Collected data
# # # #

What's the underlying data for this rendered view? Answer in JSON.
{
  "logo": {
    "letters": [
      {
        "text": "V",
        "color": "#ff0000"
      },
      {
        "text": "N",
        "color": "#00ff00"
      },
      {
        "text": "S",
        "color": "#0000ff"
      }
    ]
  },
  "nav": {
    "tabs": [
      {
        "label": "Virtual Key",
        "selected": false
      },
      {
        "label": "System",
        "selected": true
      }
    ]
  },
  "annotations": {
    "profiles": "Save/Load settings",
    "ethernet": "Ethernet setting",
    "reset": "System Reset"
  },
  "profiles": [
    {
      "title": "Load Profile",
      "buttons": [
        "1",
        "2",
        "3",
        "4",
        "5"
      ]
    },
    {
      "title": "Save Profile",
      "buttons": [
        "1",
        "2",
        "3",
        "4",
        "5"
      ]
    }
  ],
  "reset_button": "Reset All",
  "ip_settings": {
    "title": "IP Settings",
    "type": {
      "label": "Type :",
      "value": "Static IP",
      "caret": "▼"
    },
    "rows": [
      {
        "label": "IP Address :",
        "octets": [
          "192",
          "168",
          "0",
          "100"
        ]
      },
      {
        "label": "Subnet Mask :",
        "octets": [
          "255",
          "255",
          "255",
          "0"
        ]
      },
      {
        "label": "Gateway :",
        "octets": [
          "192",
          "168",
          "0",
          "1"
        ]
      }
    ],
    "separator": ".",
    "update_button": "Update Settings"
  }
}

# # # #

• _Aim_
Pull out each record as written and restate it exactly.

• _Task output_
What's the underlying data for this rendered view? Answer in JSON.
{
  "logo": {
    "letters": [
      {
        "text": "V",
        "color": "#ff0000"
      },
      {
        "text": "N",
        "color": "#00ff00"
      },
      {
        "text": "S",
        "color": "#0000ff"
      }
    ]
  },
  "nav": {
    "tabs": [
      {
        "label": "Virtual Key",
        "selected": false
      },
      {
        "label": "System",
        "selected": true
      }
    ]
  },
  "annotations": {
    "profiles": "Save/Load settings",
    "ethernet": "Ethernet setting",
    "reset": "System Reset"
  },
  "profiles": [
    {
      "title": "Load Profile",
      "buttons": [
        "1",
        "2",
        "3",
        "4",
        "5"
      ]
    },
    {
      "title": "Save Profile",
      "buttons": [
        "1",
        "2",
        "3",
        "4",
        "5"
      ]
    }
  ],
  "reset_button": "Reset All",
  "ip_settings": {
    "title": "IP Settings",
    "type": {
      "label": "Type :",
      "value": "Static IP",
      "caret": "▼"
    },
    "rows": [
      {
        "label": "IP Address :",
        "octets": [
          "192",
          "168",
          "0",
          "100"
        ]
      },
      {
        "label": "Subnet Mask :",
        "octets": [
          "255",
          "255",
          "255",
          "0"
        ]
      },
      {
        "label": "Gateway :",
        "octets": [
          "192",
          "168",
          "0",
          "1"
        ]
      }
    ],
    "separator": ".",
    "update_button": "Update Settings"
  }
}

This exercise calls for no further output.